* Extract *
START

The forecast comes following the more aggressive approach to tackling inflation adopted by the Bank of Canada (BOC) at their meeting on Wednesday.
The Bank completely terminated their QE programme when markets had been expecting merely a cut from C$2bn per week to C$1bn.
This would normally be expected to translate into a surge for CAD. Such an aggressive approach implies the bank will probably raise interest rates more quickly than previously thought in the future.
This would normally be expected to be positive for CAD as higher interest rates are attractive to global investors, leading to increased demand for the currency in question.
The move led to a dramatic rise in government bond yields which reflect interest rate expectations and Overnight Index Swaps (OIS), which price in future expectations of interest rates.
Canadian OIS went from pricing in 0.86% (86 bps) of rises over the next year to 1.25% (125 bps). Again this would normally be expected to lead to a more volatile move up for the currency - but it didn’t.
According to MUFG, the reason for this muted response is that the OIS and bond markets overreacted, whereas the muted response of the FX market was a more accurate reflection of the actual outlook for inflation based on the data available.

END

* Dataset entries *
START

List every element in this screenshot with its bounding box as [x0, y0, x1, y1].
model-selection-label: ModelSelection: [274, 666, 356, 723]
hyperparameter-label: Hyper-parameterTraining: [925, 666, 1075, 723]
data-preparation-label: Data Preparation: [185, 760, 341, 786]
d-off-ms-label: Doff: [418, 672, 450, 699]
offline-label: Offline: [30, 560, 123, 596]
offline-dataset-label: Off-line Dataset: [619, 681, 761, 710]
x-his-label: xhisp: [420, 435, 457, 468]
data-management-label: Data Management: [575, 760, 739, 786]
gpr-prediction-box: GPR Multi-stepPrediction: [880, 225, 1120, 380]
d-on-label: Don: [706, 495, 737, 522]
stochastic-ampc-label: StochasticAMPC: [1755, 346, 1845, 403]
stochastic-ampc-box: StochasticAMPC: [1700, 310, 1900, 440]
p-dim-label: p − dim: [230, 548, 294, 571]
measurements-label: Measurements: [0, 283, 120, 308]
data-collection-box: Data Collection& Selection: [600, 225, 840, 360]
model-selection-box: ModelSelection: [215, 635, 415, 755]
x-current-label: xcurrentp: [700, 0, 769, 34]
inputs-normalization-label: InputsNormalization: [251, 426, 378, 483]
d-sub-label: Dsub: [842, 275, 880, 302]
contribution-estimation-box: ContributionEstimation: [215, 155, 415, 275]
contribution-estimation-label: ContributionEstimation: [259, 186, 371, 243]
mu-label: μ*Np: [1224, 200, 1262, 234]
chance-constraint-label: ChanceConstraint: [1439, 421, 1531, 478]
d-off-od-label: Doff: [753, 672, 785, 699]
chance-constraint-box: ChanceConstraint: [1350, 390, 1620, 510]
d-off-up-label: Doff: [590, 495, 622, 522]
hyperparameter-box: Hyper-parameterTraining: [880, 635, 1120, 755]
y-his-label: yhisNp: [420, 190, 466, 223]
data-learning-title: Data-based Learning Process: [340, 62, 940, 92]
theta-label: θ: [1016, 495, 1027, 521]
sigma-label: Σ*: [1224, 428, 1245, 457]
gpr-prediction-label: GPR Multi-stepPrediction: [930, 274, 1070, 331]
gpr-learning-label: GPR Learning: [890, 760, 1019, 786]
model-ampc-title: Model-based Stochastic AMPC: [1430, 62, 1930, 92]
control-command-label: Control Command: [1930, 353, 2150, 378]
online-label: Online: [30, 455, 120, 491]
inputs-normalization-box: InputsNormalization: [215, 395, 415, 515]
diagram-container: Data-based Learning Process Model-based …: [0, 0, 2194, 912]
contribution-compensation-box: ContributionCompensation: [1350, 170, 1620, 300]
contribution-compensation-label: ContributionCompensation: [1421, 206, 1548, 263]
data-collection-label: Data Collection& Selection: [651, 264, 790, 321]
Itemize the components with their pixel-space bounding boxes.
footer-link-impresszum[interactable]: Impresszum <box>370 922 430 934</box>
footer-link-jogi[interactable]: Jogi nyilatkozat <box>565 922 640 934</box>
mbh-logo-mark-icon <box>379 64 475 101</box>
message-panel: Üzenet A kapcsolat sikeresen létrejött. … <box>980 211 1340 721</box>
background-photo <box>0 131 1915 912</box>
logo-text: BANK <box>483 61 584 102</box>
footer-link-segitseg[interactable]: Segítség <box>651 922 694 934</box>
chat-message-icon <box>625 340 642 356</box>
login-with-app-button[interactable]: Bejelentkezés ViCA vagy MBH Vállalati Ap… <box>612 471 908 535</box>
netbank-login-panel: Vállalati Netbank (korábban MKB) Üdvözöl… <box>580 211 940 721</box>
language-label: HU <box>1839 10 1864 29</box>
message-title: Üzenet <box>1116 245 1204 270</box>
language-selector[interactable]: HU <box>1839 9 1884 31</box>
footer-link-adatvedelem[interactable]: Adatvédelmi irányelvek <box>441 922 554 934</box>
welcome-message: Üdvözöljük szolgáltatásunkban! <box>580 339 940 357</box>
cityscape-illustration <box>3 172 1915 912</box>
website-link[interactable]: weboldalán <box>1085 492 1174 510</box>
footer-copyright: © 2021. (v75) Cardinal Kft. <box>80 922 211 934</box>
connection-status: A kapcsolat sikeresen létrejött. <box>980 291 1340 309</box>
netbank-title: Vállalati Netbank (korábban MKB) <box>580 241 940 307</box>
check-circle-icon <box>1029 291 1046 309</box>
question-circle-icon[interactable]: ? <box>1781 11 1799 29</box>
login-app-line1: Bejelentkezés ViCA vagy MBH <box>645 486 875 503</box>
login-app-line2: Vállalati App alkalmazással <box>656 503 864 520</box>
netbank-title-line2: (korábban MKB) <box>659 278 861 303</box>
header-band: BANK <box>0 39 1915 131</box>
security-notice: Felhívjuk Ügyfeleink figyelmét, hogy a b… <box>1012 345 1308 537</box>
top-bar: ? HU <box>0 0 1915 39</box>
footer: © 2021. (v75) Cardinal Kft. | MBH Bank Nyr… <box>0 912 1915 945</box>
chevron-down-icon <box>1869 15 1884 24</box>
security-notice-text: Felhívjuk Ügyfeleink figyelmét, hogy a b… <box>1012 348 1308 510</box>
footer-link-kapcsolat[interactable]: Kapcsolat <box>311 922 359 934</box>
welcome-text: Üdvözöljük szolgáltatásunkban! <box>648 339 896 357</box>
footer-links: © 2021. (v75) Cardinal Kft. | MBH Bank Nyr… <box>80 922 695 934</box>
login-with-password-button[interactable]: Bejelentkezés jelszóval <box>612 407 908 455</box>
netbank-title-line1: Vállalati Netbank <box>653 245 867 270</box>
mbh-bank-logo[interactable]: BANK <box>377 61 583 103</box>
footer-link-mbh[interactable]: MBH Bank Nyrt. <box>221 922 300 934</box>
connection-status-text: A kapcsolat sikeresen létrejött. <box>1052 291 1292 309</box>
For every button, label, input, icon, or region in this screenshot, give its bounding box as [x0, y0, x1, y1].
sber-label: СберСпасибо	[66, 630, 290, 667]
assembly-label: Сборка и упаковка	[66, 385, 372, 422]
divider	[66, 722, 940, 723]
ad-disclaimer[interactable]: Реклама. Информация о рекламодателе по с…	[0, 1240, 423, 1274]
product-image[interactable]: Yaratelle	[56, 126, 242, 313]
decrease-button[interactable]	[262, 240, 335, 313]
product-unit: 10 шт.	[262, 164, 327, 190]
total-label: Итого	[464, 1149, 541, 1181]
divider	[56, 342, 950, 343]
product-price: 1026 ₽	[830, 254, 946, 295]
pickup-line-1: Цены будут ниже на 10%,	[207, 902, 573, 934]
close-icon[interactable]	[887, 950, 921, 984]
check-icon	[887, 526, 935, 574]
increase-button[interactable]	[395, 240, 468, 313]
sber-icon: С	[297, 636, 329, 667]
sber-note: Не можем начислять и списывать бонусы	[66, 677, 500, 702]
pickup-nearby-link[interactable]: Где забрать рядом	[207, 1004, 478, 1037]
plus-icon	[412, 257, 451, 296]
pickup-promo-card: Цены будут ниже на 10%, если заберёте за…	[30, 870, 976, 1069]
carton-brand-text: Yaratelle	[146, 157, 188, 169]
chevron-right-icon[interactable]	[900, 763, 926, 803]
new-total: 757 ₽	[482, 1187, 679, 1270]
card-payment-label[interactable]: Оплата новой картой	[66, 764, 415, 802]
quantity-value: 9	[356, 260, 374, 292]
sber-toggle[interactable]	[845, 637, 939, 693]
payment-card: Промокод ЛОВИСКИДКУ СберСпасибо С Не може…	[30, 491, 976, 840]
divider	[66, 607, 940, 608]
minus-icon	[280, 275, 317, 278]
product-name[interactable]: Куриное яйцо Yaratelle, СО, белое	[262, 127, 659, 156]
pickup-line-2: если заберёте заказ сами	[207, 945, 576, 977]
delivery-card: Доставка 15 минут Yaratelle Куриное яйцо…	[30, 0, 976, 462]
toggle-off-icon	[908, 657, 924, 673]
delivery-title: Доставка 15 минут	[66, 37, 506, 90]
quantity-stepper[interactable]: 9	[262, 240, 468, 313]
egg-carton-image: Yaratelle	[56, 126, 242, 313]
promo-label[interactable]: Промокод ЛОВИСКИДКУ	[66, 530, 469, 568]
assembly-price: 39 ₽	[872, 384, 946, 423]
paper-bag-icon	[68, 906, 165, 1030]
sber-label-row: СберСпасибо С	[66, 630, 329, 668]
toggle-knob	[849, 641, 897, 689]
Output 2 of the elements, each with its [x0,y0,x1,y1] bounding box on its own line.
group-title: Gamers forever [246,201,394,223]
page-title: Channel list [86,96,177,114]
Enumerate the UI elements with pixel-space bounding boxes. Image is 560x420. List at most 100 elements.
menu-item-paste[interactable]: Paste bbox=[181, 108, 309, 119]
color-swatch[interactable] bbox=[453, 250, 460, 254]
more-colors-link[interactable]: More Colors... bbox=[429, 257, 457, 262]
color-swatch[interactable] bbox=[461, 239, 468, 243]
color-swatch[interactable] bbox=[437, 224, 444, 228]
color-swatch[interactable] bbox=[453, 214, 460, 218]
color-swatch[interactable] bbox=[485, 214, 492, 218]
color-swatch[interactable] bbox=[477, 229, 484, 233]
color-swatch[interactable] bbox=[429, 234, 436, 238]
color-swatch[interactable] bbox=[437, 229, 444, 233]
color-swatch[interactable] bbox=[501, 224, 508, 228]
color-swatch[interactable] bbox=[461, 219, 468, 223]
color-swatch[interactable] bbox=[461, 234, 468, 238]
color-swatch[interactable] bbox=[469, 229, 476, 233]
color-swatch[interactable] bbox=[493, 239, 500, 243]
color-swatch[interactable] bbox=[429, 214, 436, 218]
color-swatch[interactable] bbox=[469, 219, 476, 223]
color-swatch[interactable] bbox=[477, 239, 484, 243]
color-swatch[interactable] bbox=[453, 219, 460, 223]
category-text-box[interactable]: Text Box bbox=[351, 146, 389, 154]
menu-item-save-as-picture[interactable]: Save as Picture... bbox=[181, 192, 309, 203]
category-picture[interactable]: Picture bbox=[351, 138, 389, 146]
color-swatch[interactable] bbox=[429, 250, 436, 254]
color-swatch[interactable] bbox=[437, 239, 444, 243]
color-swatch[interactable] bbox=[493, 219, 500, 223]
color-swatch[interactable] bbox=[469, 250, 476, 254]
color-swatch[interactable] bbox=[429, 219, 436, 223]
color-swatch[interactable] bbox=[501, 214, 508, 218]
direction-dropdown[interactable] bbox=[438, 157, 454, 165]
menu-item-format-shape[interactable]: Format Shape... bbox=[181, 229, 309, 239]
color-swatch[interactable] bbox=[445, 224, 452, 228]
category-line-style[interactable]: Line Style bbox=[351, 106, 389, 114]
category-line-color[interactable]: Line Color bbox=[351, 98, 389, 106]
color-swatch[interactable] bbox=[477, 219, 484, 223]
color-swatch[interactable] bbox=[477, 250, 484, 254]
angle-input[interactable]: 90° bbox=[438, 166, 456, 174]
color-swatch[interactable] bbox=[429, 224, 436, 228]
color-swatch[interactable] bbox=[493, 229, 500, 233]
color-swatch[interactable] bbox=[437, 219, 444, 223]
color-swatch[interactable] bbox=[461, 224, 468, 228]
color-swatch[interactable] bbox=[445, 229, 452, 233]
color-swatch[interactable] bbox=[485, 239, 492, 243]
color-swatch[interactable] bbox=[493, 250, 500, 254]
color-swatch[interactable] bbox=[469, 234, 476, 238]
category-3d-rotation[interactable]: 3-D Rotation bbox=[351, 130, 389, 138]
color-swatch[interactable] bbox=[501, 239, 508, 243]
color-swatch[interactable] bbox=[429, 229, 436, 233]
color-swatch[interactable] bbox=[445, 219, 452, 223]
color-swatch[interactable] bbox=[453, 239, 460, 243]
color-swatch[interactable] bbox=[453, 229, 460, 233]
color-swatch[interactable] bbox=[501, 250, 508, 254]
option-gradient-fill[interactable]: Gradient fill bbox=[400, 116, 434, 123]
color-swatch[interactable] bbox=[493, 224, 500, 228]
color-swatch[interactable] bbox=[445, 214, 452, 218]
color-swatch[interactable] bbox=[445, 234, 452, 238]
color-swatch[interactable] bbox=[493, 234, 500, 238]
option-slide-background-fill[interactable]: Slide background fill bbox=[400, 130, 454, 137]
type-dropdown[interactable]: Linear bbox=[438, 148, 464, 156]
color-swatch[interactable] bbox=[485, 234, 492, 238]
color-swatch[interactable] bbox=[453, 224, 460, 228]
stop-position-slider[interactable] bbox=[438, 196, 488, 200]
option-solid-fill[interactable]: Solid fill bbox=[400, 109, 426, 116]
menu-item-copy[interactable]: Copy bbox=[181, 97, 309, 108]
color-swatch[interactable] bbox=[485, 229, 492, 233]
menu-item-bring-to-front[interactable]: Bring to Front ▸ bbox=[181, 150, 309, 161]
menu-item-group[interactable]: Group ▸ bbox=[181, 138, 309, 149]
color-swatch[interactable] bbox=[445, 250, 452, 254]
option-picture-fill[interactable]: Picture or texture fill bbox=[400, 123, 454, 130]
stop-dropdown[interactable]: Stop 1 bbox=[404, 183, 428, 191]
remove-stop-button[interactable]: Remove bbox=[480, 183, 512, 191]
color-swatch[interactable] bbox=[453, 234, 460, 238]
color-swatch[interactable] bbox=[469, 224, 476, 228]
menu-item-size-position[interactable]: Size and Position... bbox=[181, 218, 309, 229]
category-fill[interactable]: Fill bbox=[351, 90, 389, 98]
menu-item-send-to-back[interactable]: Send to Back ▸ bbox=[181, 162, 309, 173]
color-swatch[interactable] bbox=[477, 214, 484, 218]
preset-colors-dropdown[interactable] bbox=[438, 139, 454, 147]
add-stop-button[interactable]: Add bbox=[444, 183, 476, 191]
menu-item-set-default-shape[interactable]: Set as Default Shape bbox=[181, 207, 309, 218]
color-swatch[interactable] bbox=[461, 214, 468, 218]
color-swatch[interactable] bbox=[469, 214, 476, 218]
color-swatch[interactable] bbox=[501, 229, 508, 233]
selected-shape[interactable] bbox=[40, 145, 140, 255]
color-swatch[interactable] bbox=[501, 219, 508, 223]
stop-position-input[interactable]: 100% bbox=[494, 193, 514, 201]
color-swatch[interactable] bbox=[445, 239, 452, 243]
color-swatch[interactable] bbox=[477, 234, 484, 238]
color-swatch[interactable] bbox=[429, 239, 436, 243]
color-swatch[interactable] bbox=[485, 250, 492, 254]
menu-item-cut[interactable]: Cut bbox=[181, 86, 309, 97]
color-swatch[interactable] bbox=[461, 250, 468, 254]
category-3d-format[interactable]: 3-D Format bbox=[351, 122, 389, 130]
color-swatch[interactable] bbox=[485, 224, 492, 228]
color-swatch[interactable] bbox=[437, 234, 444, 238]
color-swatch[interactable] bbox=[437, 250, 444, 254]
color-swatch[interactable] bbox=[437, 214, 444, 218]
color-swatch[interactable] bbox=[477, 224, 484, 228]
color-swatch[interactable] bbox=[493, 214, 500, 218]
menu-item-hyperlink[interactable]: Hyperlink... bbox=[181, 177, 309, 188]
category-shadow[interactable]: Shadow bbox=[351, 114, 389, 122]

END

* Requirements *
• A. List every figure in the extract on the Bank of Canada's decision that is given as a Canadian-dollar amount or a percentage, leaving out the basis-point values in parentheses.
• B. Carry the extract on the Bank of Canada's decision and the Canadian dollar forward from its last sentence.

* Written answers *
• A.
C$2bn per week
C$1bn
0.86%
1.25%

• B.
“While CAD supportive, we are cautious over the short-term and some adjustment in the rates curve given the scale of the reaction yesterday could mean USD/CAD declines from here are limited.” Says Derek Halpenny, Head of Research Global Markets and EMEA at MUFG.
Halpenny further points to a lack of support from economic data for the higher inflation expectations reflected by OIS and bond markets. GDP data was revised down and revisions for CPI in 2022 were, “ still only marginally higher than before by the end of next year - 2.1% versus 2.0%.”
Interestingly, in the case of GBP/CAD, the less aggressive CAD forecast is reflected in price action. From a technical perspective the pair has hit a major trendline within a long-term sideways market. This is expected to provide tough support for the exchange rate and potentially provide a floor for a bounce.
Above: GBP/CAD weekly.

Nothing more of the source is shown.